Stated problem: Write the listing below out again exactly, dropping the images.

Data shown:
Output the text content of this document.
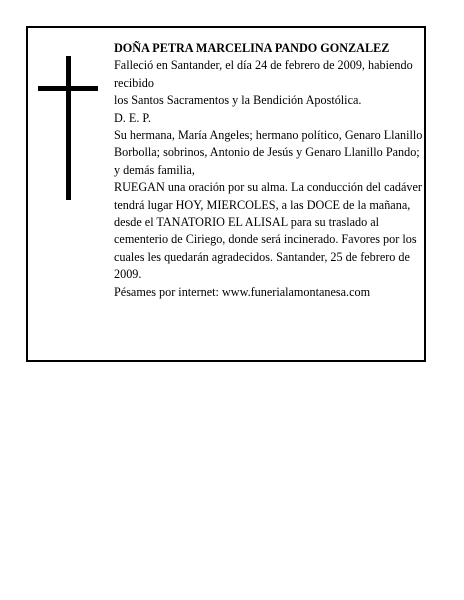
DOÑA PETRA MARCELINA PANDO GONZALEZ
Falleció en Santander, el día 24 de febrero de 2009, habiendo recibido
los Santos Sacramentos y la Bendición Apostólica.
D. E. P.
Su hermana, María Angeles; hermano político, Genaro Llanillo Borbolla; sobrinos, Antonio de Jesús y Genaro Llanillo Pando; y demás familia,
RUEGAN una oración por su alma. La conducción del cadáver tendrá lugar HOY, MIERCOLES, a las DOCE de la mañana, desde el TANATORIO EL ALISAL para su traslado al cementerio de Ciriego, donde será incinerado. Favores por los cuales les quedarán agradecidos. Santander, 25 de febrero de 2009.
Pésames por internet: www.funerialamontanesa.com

Task response:
Output the text content of this document.
DOÑA PETRA MARCELINA PANDO GONZALEZ
Falleció en Santander, el día 24 de febrero de 2009, habiendo recibido
los Santos Sacramentos y la Bendición Apostólica.
D. E. P.
Su hermana, María Angeles; hermano político, Genaro Llanillo Borbolla; sobrinos, Antonio de Jesús y Genaro Llanillo Pando; y demás familia,
RUEGAN una oración por su alma. La conducción del cadáver tendrá lugar HOY, MIERCOLES, a las DOCE de la mañana, desde el TANATORIO EL ALISAL para su traslado al cementerio de Ciriego, donde será incinerado. Favores por los cuales les quedarán agradecidos. Santander, 25 de febrero de 2009.
Pésames por internet: www.funerialamontanesa.com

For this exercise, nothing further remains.